**LIST OF TASKS**
1/ Answer these questions from the planning guidance on reviews and appeals.
(a) Within how long of the date of the decision notice must an applicant seek a local review of a delegated decision?
(b) According to paragraph 4.89, which regulations should also be consulted, and what is the number of their accompanying circular?
(c) Under paragraph 4.90, to whom may an applicant appeal against the planning authority's decision on a major development?
2/ Write a continuation of the planning guidance on reviews and appeals, starting after its final sentence.

4.85 Where the provisions at regulation 26(3)(b) prevent the planning authority from granting permission, this does not alter the period for making an appeal or seeking a review on the grounds of non-determination of the application - see paragraphs below.

Local reviews

4.86 Once a decision is issued on an application for a local development where the application was delegated in accordance with a scheme of delegation the applicant can seek a local review of the decision. This must be done within 3 months from the date of the decision notice.

4.87 Where such an application is not determined within the 2 months (or 4 months on Schedule 2 EIA cases) for determining the application, the applicant has 3 months from the end of that period within which to seek a local review on the grounds of non-determination of the application. If the review body does not conduct a review within 2 months from the date on which the applicant seeks the review, there is a right of appeal to the Scottish Ministers.

4.88 In these local review cases, the right to seek a review on the grounds of non-determination will in effect lapse after 3 months running from the end of the 2 month period for determining the application. The applicant would, however, be able to seek a review of the decision on the application once it is issued.

4.89 These procedures for local reviews also apply to applications for approval of matters specified in conditions in relation to planning permission in principle (or other applications for approval, consent or agreement sought as a result of a condition on planning permission) which have been delegated under a section 43A scheme of delegation on the basis that they relate to local developments. Reference should also be made to the Town and Country Planning (Schemes of Delegation and Local Review Procedure) (Scotland) Regulations 2008 ( SSI 2008/433) and its accompanying circular (7/2009).

Appeals to Ministers

4.90 In any other case (e.g. a local development not delegated under section 43A, a national development or a major development), the applicant has a right of appeal to the Scottish Ministers against the decision of the planning authority on the application. Such an appeal must be made within 3 months of the date of the decision notice.

**RECORDED INFORMATION**

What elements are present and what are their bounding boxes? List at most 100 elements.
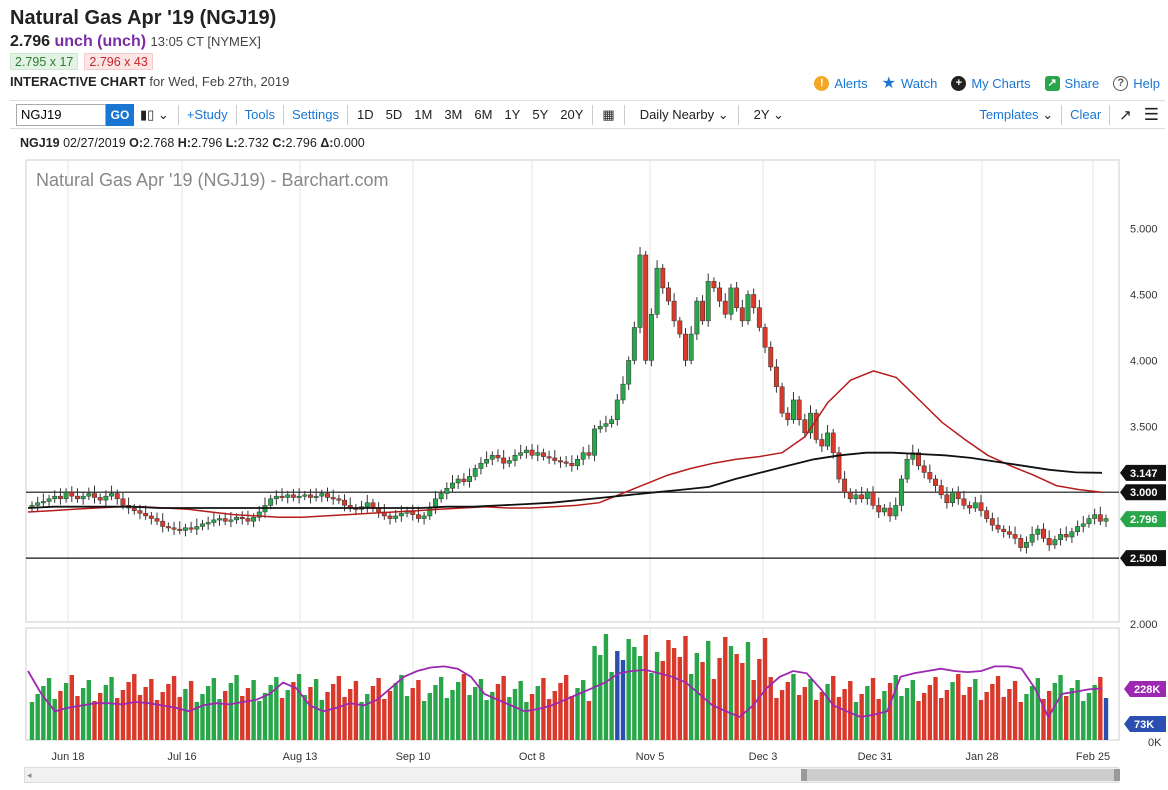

**ANSWERS TO EACH TASK**
1/
(a) Within 3 months.
(b) The Town and Country Planning (Schemes of Delegation and Local Review Procedure) (Scotland) Regulations 2008 (SSI 2008/433), with circular 7/2009.
(c) The Scottish Ministers.

2/
4.91 Where such an application is not determined within the appropriate 2 month or 4 month time period, the applicant may appeal to Ministers within 3 months from the end of the period or, alternatively, may await a decision by the planning authority - following which the applicant can still lodge an appeal against the terms of that decision.

4.92 The applicant and planning authority can agree in writing an extension to the 2 or 4 month period, during which the right of appeal on the grounds of non-determination would not apply. In the absence of a decision after the agreed extension, the applicant would have 3 months in which to appeal on the grounds of non-determination, or, again, could await the final decision.

DECISION NOTICES

( Regulation 28)

4.93 With regard to applications for planning permission or for approval of matters specified in conditions attached to planning permission in principle or any other consent, agreement or approval required by a condition attached to planning permission (i.e. including those that do not require a formal application under regulations 9 to 12, the planning authority, within the prescribed time periods for determining the application (see paragraph 4.81 - 4.85 above) must:

(a) Provide a decision notice to the applicant or their agent; and

(b) Notify every person who made written representations (and provided an address, including an e-mail address) on the application of their decision and where a copy of the decision notice is available for inspection.

4.94 Where 3 or more people have made representations in a single document, the planning authority is only obliged to notify the person who sent the document, where the planning authority can readily identify that person from the document. Where that is not possible, the planning authority would only be required to notify the first named person on the document for whom an address is provided. Again, reference to address can be read as including an e-mail address.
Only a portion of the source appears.